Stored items
>>>>>
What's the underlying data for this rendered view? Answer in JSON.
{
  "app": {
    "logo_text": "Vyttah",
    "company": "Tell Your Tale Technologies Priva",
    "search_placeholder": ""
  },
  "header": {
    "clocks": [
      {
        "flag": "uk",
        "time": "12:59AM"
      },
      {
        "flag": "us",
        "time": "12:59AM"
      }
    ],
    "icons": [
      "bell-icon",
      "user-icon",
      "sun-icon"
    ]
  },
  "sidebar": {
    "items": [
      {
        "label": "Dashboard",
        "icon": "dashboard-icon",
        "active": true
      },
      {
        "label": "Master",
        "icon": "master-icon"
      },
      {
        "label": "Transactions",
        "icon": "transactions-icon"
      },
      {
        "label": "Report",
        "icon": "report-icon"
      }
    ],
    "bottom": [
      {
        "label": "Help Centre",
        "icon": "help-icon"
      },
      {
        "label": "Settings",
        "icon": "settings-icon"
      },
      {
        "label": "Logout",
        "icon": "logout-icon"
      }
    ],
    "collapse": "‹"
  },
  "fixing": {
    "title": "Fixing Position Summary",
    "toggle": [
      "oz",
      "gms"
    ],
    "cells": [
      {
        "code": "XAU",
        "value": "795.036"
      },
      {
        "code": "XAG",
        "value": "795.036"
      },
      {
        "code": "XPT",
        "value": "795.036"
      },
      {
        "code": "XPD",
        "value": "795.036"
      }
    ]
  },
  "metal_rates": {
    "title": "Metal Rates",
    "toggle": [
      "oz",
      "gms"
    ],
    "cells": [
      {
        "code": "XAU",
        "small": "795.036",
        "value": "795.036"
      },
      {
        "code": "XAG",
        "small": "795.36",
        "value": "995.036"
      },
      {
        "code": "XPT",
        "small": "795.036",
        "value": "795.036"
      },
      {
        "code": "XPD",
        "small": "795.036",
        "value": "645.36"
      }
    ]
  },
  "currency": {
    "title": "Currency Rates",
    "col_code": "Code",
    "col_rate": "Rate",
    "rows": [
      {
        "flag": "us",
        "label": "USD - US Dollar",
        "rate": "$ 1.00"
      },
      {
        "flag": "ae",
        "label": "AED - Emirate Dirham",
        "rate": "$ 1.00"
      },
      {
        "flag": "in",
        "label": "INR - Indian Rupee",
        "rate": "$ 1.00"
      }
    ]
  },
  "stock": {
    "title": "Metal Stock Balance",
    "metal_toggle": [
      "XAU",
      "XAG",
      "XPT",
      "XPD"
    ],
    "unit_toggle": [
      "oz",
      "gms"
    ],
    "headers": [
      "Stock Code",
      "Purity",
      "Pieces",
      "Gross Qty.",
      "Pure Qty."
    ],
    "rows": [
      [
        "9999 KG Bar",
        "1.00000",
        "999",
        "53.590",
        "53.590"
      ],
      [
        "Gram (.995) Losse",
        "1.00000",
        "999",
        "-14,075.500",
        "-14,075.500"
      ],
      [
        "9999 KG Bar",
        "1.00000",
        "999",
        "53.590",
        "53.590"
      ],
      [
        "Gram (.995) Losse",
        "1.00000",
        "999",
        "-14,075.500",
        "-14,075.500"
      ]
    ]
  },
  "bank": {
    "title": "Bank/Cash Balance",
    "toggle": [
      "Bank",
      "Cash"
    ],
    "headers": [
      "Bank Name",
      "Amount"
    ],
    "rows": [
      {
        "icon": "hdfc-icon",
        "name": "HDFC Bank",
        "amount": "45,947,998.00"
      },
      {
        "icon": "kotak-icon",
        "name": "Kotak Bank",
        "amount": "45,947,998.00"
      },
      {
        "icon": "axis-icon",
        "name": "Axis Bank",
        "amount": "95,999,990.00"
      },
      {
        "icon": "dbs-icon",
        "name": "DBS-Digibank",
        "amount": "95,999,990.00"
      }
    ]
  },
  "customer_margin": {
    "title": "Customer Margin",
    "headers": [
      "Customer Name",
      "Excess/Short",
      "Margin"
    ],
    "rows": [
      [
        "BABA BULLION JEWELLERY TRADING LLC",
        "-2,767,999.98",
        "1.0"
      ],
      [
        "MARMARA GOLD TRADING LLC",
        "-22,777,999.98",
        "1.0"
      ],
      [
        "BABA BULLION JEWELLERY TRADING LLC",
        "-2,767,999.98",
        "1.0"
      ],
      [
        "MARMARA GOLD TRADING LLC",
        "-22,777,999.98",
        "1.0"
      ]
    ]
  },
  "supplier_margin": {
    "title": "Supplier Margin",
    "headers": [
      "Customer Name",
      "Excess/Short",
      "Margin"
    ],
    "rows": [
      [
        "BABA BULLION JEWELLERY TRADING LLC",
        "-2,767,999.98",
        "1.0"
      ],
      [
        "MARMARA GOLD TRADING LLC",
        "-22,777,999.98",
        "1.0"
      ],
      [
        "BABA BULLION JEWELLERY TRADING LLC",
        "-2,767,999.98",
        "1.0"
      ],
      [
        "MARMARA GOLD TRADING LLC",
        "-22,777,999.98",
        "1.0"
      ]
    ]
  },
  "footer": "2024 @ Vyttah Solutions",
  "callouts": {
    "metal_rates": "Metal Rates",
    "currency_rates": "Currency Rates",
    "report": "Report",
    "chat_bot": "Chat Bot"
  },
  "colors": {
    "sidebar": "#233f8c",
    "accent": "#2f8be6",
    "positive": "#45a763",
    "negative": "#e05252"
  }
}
<<<<<
→ **Exercise goal**: Search the records above for the string "title". Copy every line that contains it.

→ **Reply**:
    "title": "Fixing Position Summary",
    "title": "Metal Rates",
    "title": "Currency Rates",
    "title": "Metal Stock Balance",
    "title": "Bank/Cash Balance",
    "title": "Customer Margin",
    "title": "Supplier Margin",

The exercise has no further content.